Exercise description – Continue the passage about a writer's confidence and fears, starting right after its final sentence.

Lack of confidence. Hmm. I have a lot of confidence in this project, something I’ve been working with for quite a while. I have confidence in it because I’m a published author, I’ve been editing for eight years or so, I’ve just started freelancing full-time, and I feel I have words of wisdom I can offer fellow writers. Does this mean I know everything? Certainly not. But one of my weak points is I worry that people will think I’m a know-it-all.
I used to be one of those people who would prefer to pretend to not know anything, rather than go against the scrutiny of others. But now I know even a bad review is more publicity than no publicity, and I’m willing to stand firm by my work and say, “Hey, I don’t know everything, but I think I can help you out a bit, and here’s why.”
My other non-fiction work is entitled Treasures on Our Coast: A Snowbird’s Guide to Southeast Florida History. Research has been ongoing since 2010, and the book is in its final stages. I hope to entice a history publisher with it, but here’s where I lack confidence. I worry I’m repeating what’s already been said a thousand times, and I don’t want anyone to think I’m copying them. My biggest fear is that I’ll somehow accidentally plagiarize someone—and I don’t know why. I’m very careful. Maybe too careful. But the fear remains.

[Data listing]

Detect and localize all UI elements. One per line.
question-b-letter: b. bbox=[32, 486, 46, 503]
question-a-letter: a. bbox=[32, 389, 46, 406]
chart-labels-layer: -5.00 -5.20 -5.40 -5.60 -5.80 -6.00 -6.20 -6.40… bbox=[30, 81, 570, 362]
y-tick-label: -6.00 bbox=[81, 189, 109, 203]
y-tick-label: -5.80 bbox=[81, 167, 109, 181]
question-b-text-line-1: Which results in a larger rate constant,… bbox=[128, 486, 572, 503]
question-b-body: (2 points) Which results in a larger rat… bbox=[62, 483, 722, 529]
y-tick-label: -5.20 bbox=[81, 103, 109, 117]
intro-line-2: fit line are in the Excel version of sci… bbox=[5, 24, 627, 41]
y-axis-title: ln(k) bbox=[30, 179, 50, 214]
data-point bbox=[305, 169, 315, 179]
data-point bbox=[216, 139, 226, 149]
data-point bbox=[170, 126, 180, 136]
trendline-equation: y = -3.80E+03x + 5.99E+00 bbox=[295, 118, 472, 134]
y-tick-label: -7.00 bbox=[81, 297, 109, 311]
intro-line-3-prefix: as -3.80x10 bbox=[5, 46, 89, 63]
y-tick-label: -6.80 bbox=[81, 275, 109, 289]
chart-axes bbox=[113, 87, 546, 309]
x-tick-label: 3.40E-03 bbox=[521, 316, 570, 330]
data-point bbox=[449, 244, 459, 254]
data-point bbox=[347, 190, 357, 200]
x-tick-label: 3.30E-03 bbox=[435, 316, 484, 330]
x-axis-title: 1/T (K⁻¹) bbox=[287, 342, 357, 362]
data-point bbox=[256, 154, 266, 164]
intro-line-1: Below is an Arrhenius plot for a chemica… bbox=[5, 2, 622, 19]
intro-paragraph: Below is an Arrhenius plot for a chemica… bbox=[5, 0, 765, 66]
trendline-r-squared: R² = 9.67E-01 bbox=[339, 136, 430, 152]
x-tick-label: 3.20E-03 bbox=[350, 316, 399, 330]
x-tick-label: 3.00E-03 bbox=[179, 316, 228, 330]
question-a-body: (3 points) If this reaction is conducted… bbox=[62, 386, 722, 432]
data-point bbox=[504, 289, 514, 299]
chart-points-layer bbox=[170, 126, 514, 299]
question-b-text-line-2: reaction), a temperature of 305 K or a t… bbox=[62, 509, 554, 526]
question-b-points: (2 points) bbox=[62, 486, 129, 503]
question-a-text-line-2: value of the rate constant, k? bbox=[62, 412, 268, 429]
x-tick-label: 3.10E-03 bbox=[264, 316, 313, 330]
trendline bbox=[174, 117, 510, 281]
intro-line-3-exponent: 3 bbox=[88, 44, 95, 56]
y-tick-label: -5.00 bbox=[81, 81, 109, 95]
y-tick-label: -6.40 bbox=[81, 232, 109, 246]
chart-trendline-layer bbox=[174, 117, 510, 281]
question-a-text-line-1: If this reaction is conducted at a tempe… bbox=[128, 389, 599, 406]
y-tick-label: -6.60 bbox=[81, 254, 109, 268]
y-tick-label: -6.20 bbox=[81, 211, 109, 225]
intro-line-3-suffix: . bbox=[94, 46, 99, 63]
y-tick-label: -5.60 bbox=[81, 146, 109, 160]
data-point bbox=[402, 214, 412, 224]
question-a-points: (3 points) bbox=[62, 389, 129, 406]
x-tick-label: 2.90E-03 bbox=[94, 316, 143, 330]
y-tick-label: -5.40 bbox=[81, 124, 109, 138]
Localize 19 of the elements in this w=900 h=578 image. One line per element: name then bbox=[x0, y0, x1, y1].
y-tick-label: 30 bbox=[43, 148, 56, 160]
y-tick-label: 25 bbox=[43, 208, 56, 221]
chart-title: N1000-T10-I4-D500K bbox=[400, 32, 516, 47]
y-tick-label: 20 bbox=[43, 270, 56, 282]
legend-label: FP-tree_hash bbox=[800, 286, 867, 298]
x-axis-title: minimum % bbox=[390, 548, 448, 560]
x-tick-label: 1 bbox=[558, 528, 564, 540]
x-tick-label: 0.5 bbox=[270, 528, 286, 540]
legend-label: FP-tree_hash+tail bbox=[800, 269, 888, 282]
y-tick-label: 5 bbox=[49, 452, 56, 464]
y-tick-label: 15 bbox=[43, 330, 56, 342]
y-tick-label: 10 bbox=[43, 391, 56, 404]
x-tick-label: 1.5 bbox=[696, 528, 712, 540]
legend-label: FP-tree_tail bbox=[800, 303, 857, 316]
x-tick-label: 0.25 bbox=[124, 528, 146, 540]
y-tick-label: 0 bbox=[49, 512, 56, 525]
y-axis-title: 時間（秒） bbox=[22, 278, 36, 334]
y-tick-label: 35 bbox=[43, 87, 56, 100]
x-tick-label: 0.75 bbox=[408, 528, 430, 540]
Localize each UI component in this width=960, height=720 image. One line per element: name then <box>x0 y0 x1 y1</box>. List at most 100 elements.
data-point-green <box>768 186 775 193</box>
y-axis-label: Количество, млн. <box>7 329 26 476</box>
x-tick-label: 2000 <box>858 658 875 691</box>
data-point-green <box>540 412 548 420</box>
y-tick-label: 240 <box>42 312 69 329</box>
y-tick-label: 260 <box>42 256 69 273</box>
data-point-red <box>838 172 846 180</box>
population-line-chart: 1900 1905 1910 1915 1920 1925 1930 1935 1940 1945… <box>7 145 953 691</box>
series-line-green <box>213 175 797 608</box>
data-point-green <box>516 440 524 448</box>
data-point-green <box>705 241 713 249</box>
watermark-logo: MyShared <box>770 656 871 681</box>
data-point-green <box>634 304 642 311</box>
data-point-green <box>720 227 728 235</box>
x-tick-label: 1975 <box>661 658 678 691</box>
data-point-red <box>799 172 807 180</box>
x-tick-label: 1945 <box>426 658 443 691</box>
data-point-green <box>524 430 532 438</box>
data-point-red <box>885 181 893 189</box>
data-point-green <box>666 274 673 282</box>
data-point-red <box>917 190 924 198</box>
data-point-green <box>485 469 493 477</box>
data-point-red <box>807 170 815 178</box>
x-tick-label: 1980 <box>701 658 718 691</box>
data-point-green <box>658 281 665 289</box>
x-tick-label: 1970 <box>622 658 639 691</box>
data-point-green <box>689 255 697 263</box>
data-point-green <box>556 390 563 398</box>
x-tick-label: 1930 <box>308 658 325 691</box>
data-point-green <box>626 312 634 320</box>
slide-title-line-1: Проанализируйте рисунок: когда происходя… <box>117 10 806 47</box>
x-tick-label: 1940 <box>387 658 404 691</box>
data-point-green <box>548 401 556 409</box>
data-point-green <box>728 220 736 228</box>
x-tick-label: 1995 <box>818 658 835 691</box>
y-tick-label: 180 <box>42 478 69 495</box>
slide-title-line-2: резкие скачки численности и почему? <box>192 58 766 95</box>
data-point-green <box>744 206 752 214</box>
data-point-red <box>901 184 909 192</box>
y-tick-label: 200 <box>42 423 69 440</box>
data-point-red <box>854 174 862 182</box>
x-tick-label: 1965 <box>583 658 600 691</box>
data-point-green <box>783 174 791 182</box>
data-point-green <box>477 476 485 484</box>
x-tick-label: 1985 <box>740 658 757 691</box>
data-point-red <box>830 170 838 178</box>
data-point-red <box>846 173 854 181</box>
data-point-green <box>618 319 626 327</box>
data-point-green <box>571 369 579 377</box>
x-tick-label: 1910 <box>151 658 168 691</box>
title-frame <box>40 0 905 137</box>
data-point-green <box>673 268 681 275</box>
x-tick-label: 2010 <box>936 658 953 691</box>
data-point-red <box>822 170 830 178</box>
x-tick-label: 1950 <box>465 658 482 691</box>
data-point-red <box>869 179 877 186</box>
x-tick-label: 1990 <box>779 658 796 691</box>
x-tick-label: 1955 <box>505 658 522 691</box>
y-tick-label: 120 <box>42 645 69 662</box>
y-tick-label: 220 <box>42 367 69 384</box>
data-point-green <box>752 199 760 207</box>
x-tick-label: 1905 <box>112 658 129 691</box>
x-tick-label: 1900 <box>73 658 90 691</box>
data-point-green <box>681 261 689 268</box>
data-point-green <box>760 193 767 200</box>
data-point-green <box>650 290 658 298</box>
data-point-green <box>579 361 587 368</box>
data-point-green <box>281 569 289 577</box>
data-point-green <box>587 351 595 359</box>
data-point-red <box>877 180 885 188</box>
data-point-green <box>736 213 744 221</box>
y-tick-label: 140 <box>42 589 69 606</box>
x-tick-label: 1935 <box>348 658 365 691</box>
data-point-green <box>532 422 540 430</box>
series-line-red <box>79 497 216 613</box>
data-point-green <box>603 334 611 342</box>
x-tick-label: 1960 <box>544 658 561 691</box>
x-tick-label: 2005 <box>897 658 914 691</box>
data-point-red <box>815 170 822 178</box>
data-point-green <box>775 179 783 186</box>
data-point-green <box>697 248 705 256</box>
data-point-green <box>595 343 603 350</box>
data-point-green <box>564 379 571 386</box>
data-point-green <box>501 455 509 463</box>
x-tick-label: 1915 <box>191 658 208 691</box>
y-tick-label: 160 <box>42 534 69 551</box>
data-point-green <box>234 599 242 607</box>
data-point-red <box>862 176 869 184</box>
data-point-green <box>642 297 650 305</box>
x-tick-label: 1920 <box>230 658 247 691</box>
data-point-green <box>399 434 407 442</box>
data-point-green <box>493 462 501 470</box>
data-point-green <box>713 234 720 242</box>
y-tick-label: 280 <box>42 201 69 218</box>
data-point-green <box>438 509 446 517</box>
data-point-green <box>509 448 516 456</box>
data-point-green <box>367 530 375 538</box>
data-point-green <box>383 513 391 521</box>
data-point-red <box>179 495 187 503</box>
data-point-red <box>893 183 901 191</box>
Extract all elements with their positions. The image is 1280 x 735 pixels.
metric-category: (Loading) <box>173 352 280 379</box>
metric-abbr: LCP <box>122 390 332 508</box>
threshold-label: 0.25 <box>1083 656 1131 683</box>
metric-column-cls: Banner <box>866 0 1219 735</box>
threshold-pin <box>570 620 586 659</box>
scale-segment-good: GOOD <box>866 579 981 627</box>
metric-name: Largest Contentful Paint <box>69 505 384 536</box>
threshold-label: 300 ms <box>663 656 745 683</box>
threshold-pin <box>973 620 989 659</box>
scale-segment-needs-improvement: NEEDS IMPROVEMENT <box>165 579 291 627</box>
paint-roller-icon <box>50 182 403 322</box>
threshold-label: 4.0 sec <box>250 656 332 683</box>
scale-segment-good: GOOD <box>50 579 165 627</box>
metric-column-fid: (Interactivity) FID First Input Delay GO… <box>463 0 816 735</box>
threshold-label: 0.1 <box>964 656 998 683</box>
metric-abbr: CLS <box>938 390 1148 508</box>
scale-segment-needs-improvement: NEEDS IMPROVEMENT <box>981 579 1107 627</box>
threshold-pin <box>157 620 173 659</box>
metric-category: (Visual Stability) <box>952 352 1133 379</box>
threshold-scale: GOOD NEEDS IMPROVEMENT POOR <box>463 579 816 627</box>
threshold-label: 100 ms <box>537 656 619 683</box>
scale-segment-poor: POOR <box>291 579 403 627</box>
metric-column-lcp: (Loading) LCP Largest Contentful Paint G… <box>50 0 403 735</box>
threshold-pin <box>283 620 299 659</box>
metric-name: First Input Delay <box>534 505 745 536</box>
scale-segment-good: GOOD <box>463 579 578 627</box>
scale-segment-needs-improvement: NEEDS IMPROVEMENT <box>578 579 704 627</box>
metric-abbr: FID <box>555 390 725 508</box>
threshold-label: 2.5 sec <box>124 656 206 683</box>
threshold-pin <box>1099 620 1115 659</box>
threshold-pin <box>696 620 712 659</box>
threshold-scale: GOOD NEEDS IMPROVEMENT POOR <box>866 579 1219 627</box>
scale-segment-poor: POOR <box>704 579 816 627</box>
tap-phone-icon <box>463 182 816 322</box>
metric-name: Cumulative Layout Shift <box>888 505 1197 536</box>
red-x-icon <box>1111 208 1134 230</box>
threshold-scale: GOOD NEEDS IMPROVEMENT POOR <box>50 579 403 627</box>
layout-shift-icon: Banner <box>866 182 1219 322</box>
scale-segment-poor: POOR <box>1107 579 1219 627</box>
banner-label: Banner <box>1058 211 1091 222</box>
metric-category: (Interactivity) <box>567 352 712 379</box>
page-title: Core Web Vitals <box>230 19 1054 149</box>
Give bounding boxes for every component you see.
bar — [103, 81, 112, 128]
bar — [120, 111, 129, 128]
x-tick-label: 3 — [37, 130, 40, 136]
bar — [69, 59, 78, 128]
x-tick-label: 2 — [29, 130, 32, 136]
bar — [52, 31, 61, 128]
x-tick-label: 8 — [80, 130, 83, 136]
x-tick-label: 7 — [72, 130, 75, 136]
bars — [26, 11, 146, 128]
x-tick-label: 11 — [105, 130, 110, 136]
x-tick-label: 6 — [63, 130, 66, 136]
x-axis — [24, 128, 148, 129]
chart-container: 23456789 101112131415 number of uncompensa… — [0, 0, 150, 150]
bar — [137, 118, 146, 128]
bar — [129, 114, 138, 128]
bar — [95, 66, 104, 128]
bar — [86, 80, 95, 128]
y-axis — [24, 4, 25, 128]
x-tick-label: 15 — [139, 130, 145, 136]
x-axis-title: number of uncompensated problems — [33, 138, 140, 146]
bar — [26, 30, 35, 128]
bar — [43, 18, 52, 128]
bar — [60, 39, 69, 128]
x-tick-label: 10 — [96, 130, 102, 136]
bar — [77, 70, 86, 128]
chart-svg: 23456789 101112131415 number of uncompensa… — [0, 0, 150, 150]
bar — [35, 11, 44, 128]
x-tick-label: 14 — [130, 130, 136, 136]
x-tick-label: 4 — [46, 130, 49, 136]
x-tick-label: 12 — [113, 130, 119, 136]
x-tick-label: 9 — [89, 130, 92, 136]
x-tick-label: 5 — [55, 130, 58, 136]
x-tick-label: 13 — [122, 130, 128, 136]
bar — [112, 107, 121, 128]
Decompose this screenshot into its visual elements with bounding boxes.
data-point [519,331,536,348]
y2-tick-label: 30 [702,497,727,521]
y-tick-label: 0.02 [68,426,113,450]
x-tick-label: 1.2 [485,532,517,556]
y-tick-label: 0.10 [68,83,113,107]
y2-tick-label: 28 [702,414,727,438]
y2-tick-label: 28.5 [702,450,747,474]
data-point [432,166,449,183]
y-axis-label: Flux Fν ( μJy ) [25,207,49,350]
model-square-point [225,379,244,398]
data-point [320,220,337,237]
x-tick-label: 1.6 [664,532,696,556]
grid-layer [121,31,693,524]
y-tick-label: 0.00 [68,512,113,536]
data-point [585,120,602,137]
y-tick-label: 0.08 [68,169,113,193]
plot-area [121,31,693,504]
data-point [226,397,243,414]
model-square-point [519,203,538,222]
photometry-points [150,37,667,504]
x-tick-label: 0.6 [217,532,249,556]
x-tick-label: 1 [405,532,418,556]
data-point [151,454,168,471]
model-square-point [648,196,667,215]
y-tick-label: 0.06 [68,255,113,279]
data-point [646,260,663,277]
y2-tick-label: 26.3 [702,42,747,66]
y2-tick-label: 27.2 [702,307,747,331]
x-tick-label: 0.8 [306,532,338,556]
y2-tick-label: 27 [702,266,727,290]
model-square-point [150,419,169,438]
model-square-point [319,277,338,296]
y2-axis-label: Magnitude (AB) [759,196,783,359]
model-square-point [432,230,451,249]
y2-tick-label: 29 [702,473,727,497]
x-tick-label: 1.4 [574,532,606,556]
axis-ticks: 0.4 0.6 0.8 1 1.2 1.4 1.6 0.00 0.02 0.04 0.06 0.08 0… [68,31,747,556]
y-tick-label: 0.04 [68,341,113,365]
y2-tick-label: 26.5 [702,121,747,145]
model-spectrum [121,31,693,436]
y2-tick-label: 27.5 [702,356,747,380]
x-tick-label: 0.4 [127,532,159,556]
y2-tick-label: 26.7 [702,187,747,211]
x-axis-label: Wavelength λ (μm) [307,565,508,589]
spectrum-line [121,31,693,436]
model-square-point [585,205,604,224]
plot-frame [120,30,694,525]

Exercise result –
I write what I know—which is why Treasures on Our Coast is what it is, a “guide for snowbirds”. I wish to interest outsiders in Florida history, because it has its roots in the beginnings of our nation. It was where the war to protect slavery took place, but it was also where the first free black community stood, until it was destroyed during the Seminole Wars. There’s only one Florida, and only one Everglades. But when I realized my confidence in myself was waning, I changed the title and rearranged my focus so I was aiming to inform snowbirds. Because I am not a native Floridian, I can only offer my perspective, which is essentially the perspective of an outsider. A snowbird.
So, if you’re not feeling confident in what you’re writing, ask yourself these questions:
Am I writing about what I know?
Even if I am not a true expert, do I have some knowledge to offer that is unique, perhaps a perspective I feel is important to share with the world?
Is it worth it? Oh yes, it is.
Get your confidence back. Stand firm in what you believe in. And write to your heart’s content.